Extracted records
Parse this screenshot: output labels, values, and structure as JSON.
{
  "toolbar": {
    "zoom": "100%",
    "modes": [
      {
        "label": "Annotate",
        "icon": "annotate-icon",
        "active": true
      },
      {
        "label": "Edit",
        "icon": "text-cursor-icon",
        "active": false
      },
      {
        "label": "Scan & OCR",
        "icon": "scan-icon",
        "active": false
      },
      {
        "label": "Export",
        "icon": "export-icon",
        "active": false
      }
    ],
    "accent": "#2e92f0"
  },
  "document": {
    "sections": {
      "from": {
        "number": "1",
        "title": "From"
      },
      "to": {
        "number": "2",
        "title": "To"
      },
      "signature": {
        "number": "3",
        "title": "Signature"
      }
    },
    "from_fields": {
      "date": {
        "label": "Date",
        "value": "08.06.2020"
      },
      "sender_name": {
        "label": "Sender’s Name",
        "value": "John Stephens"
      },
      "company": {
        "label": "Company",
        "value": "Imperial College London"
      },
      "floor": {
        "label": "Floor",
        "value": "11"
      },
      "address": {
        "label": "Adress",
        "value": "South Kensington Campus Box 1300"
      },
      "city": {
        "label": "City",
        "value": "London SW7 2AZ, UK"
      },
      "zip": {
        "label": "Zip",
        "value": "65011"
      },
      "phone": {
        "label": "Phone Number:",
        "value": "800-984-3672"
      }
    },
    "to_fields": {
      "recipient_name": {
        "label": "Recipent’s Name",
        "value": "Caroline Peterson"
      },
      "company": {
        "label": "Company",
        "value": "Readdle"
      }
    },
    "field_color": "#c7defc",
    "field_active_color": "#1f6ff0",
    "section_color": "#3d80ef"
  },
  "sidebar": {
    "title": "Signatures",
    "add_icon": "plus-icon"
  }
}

Set task: Each line that holds the word "icon" should be extracted from the records.

Worked solution:
        "icon": "annotate-icon",
        "icon": "text-cursor-icon",
        "icon": "scan-icon",
        "icon": "export-icon",
    "add_icon": "plus-icon"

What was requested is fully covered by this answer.